- **Your task**
Pick out each line of the records that includes the string "JSON", and copy it.

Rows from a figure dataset

>>>

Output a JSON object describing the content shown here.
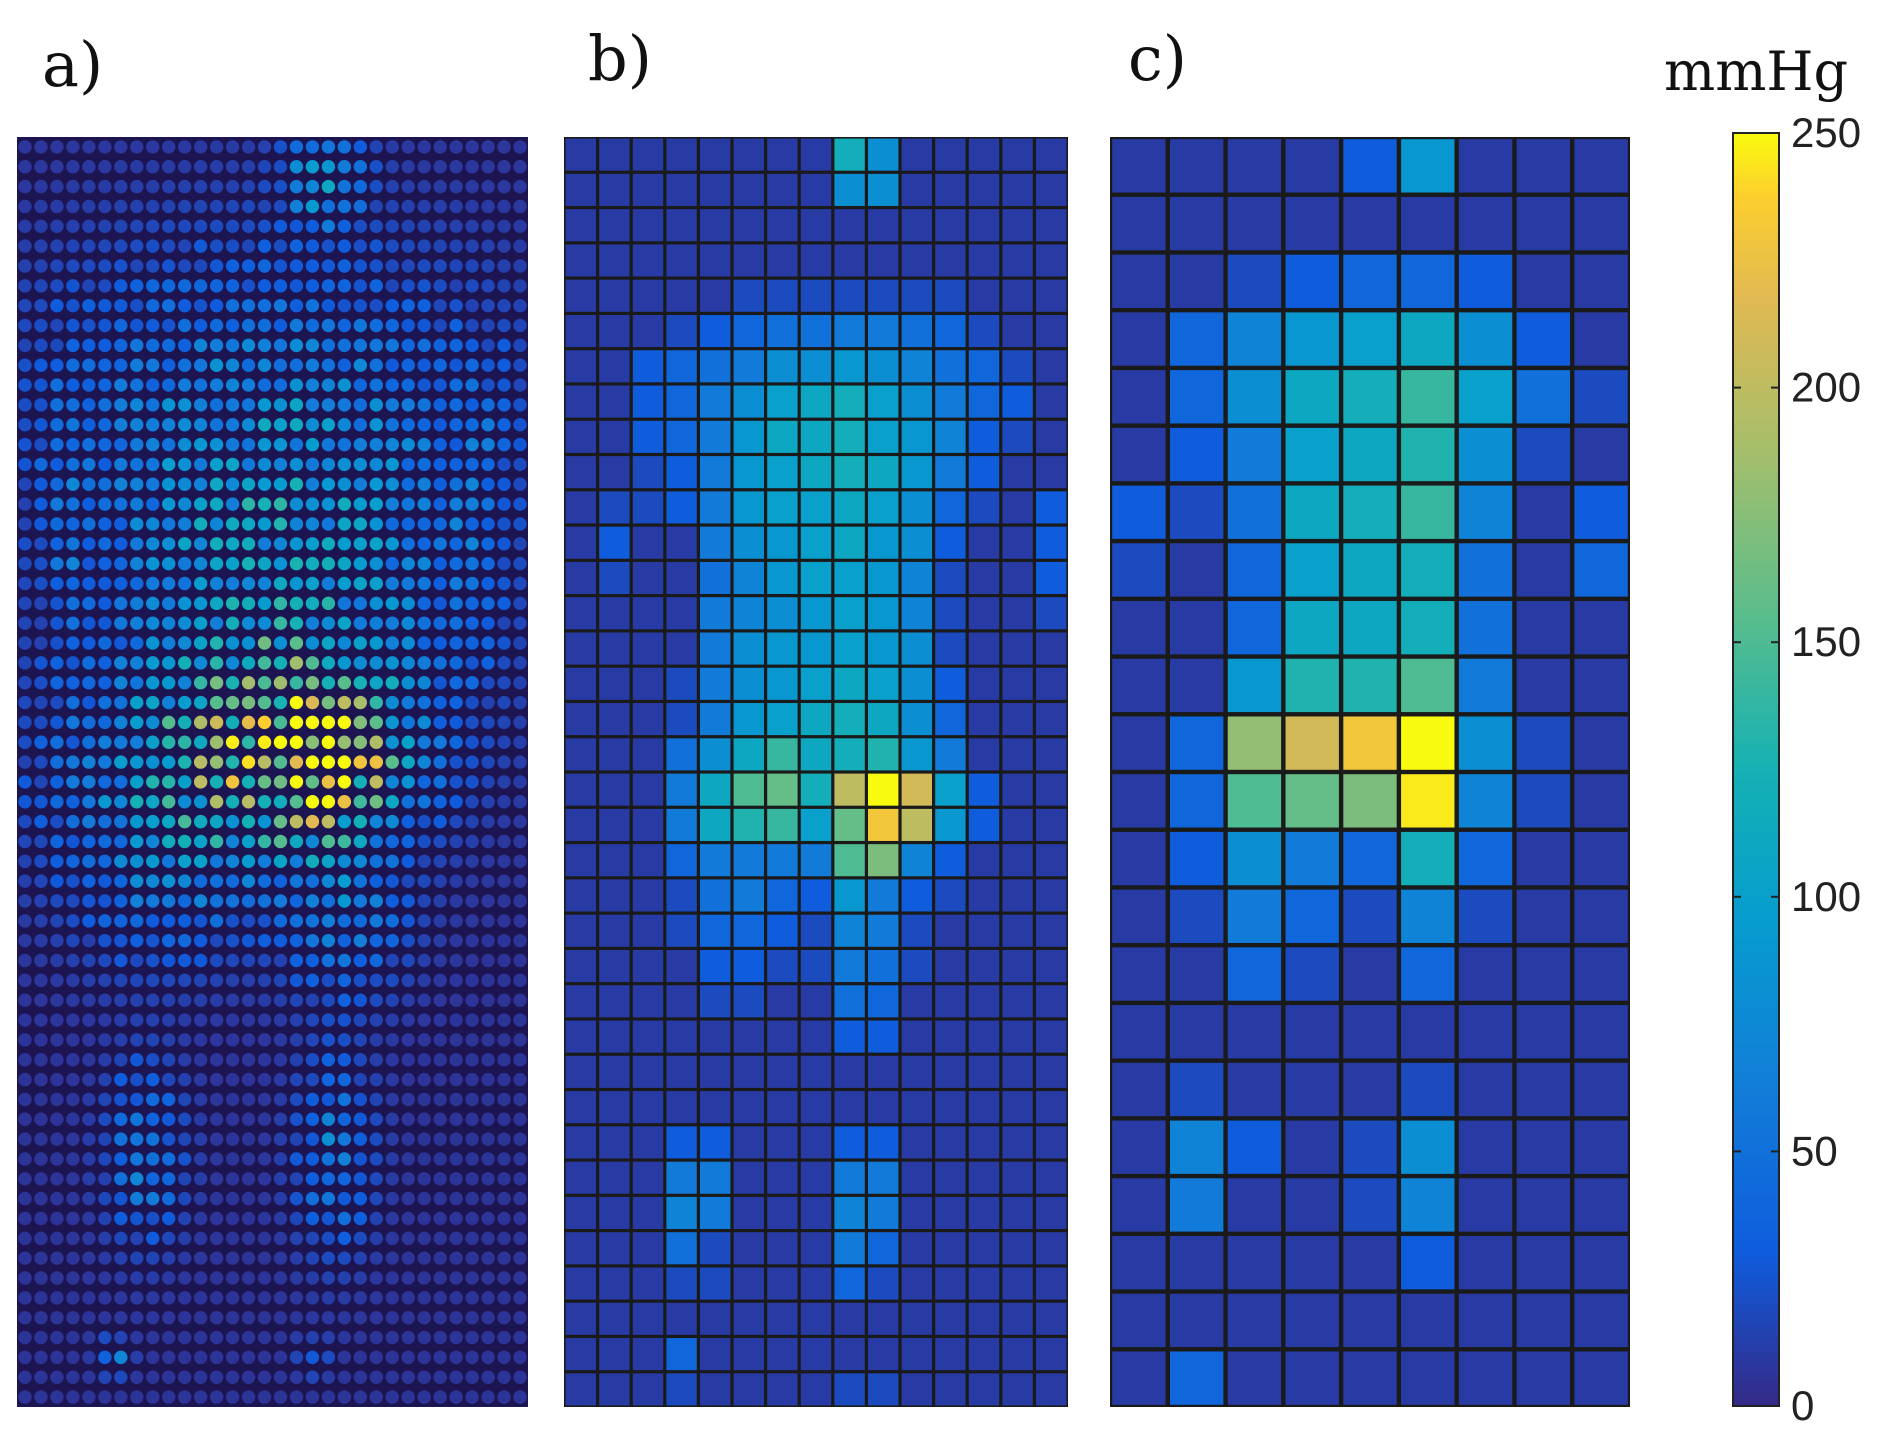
{
  "panels": [
    {
      "label": "a)"
    },
    {
      "label": "b)"
    },
    {
      "label": "c)"
    }
  ],
  "colorbar": {
    "unit": "mmHg",
    "min": 0,
    "max": 250,
    "ticks": [
      "0",
      "50",
      "100",
      "150",
      "200",
      "250"
    ],
    "colormap": "parula"
  },
  "chart_data": [
    {
      "type": "heatmap",
      "panel": "a)",
      "rows": 64,
      "cols": 32,
      "unit": "mmHg",
      "description_of_values": "high-resolution pressure map; values derived as a smooth field",
      "vmin": 0,
      "vmax": 250
    },
    {
      "type": "heatmap",
      "panel": "b)",
      "rows": 36,
      "cols": 15,
      "unit": "mmHg",
      "vmin": 0,
      "vmax": 250,
      "values": [
        [
          10,
          10,
          10,
          10,
          10,
          10,
          10,
          10,
          120,
          80,
          10,
          10,
          10,
          10,
          10
        ],
        [
          10,
          10,
          10,
          10,
          10,
          10,
          10,
          10,
          80,
          80,
          10,
          10,
          10,
          10,
          10
        ],
        [
          10,
          10,
          10,
          10,
          10,
          10,
          10,
          10,
          10,
          10,
          10,
          10,
          10,
          10,
          10
        ],
        [
          10,
          10,
          10,
          10,
          10,
          10,
          10,
          10,
          10,
          10,
          10,
          10,
          10,
          10,
          10
        ],
        [
          10,
          10,
          10,
          10,
          10,
          20,
          20,
          20,
          20,
          20,
          20,
          20,
          10,
          10,
          10
        ],
        [
          10,
          10,
          10,
          20,
          30,
          40,
          50,
          50,
          60,
          60,
          50,
          40,
          20,
          10,
          10
        ],
        [
          10,
          10,
          30,
          40,
          50,
          60,
          80,
          80,
          90,
          80,
          70,
          50,
          40,
          20,
          10
        ],
        [
          10,
          10,
          30,
          40,
          60,
          80,
          100,
          110,
          120,
          100,
          80,
          60,
          40,
          30,
          10
        ],
        [
          10,
          10,
          30,
          40,
          60,
          90,
          110,
          110,
          120,
          100,
          90,
          70,
          30,
          20,
          10
        ],
        [
          10,
          10,
          20,
          30,
          60,
          90,
          100,
          110,
          120,
          110,
          90,
          60,
          30,
          10,
          10
        ],
        [
          10,
          20,
          20,
          30,
          60,
          90,
          100,
          100,
          110,
          100,
          80,
          40,
          20,
          10,
          30
        ],
        [
          10,
          30,
          10,
          10,
          60,
          80,
          90,
          100,
          110,
          90,
          80,
          30,
          10,
          10,
          30
        ],
        [
          10,
          20,
          10,
          10,
          50,
          70,
          90,
          100,
          100,
          90,
          70,
          20,
          10,
          10,
          30
        ],
        [
          10,
          10,
          10,
          10,
          60,
          70,
          80,
          90,
          100,
          90,
          70,
          20,
          10,
          10,
          20
        ],
        [
          10,
          10,
          10,
          10,
          60,
          80,
          90,
          90,
          100,
          90,
          80,
          20,
          10,
          10,
          10
        ],
        [
          10,
          10,
          10,
          20,
          60,
          80,
          90,
          100,
          110,
          100,
          80,
          30,
          10,
          10,
          10
        ],
        [
          10,
          10,
          10,
          20,
          60,
          90,
          100,
          110,
          120,
          110,
          80,
          40,
          10,
          10,
          10
        ],
        [
          10,
          10,
          10,
          50,
          80,
          110,
          140,
          110,
          120,
          130,
          90,
          60,
          10,
          10,
          10
        ],
        [
          10,
          10,
          10,
          60,
          110,
          150,
          160,
          120,
          200,
          250,
          210,
          100,
          30,
          10,
          10
        ],
        [
          10,
          10,
          10,
          60,
          110,
          130,
          140,
          100,
          160,
          230,
          200,
          90,
          30,
          10,
          10
        ],
        [
          10,
          10,
          10,
          40,
          60,
          60,
          60,
          60,
          150,
          170,
          70,
          30,
          10,
          10,
          10
        ],
        [
          10,
          10,
          10,
          20,
          50,
          60,
          40,
          30,
          90,
          60,
          30,
          20,
          10,
          10,
          10
        ],
        [
          10,
          10,
          10,
          20,
          40,
          40,
          30,
          20,
          70,
          60,
          20,
          10,
          10,
          10,
          10
        ],
        [
          10,
          10,
          10,
          10,
          30,
          30,
          20,
          20,
          60,
          50,
          20,
          10,
          10,
          10,
          10
        ],
        [
          10,
          10,
          10,
          10,
          20,
          20,
          10,
          10,
          50,
          40,
          10,
          10,
          10,
          10,
          10
        ],
        [
          10,
          10,
          10,
          10,
          10,
          10,
          10,
          10,
          30,
          30,
          10,
          10,
          10,
          10,
          10
        ],
        [
          10,
          10,
          10,
          10,
          10,
          10,
          10,
          10,
          10,
          10,
          10,
          10,
          10,
          10,
          10
        ],
        [
          10,
          10,
          10,
          10,
          10,
          10,
          10,
          10,
          10,
          10,
          10,
          10,
          10,
          10,
          10
        ],
        [
          10,
          10,
          10,
          30,
          30,
          10,
          10,
          10,
          30,
          30,
          10,
          10,
          10,
          10,
          10
        ],
        [
          10,
          10,
          10,
          60,
          60,
          10,
          10,
          10,
          60,
          60,
          10,
          10,
          10,
          10,
          10
        ],
        [
          10,
          10,
          10,
          70,
          60,
          10,
          10,
          10,
          70,
          60,
          10,
          10,
          10,
          10,
          10
        ],
        [
          10,
          10,
          10,
          50,
          20,
          10,
          10,
          10,
          60,
          40,
          10,
          10,
          10,
          10,
          10
        ],
        [
          10,
          10,
          10,
          20,
          20,
          10,
          10,
          10,
          40,
          20,
          10,
          10,
          10,
          10,
          10
        ],
        [
          10,
          10,
          10,
          10,
          10,
          10,
          10,
          10,
          10,
          10,
          10,
          10,
          10,
          10,
          10
        ],
        [
          10,
          10,
          10,
          40,
          10,
          10,
          10,
          10,
          10,
          10,
          10,
          10,
          10,
          10,
          10
        ],
        [
          10,
          10,
          10,
          20,
          10,
          10,
          10,
          10,
          20,
          20,
          10,
          10,
          10,
          10,
          10
        ]
      ]
    },
    {
      "type": "heatmap",
      "panel": "c)",
      "rows": 22,
      "cols": 9,
      "unit": "mmHg",
      "vmin": 0,
      "vmax": 250,
      "values": [
        [
          10,
          10,
          10,
          10,
          30,
          90,
          10,
          10,
          10
        ],
        [
          10,
          10,
          10,
          10,
          10,
          10,
          10,
          10,
          10
        ],
        [
          10,
          10,
          20,
          30,
          40,
          40,
          30,
          10,
          10
        ],
        [
          10,
          40,
          70,
          90,
          100,
          110,
          80,
          30,
          10
        ],
        [
          10,
          40,
          80,
          110,
          120,
          140,
          100,
          50,
          20
        ],
        [
          10,
          30,
          60,
          100,
          110,
          130,
          80,
          20,
          10
        ],
        [
          30,
          20,
          50,
          110,
          120,
          140,
          70,
          10,
          30
        ],
        [
          20,
          10,
          40,
          100,
          110,
          120,
          50,
          10,
          40
        ],
        [
          10,
          10,
          40,
          110,
          110,
          120,
          50,
          10,
          10
        ],
        [
          10,
          10,
          90,
          130,
          130,
          150,
          60,
          10,
          10
        ],
        [
          10,
          40,
          180,
          210,
          230,
          250,
          80,
          20,
          10
        ],
        [
          10,
          40,
          150,
          160,
          170,
          245,
          70,
          20,
          10
        ],
        [
          10,
          30,
          80,
          60,
          40,
          120,
          40,
          10,
          10
        ],
        [
          10,
          20,
          60,
          40,
          20,
          70,
          20,
          10,
          10
        ],
        [
          10,
          10,
          40,
          20,
          10,
          40,
          10,
          10,
          10
        ],
        [
          10,
          10,
          10,
          10,
          10,
          10,
          10,
          10,
          10
        ],
        [
          10,
          20,
          10,
          10,
          10,
          20,
          10,
          10,
          10
        ],
        [
          10,
          70,
          30,
          10,
          20,
          80,
          10,
          10,
          10
        ],
        [
          10,
          60,
          10,
          10,
          20,
          70,
          10,
          10,
          10
        ],
        [
          10,
          10,
          10,
          10,
          10,
          30,
          10,
          10,
          10
        ],
        [
          10,
          10,
          10,
          10,
          10,
          10,
          10,
          10,
          10
        ],
        [
          10,
          40,
          10,
          10,
          10,
          10,
          10,
          10,
          10
        ]
      ]
    }
  ]
}
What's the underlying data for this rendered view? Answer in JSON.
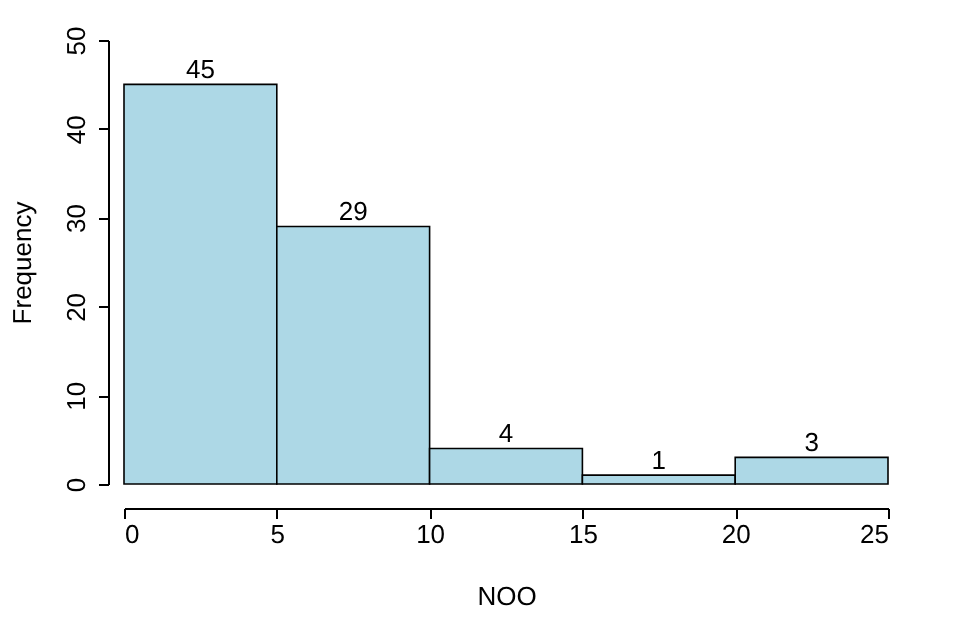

<<<

- **Expected answer**
Output a JSON object describing the content shown here.
What's the underlying data for this rendered view? Answer in JSON.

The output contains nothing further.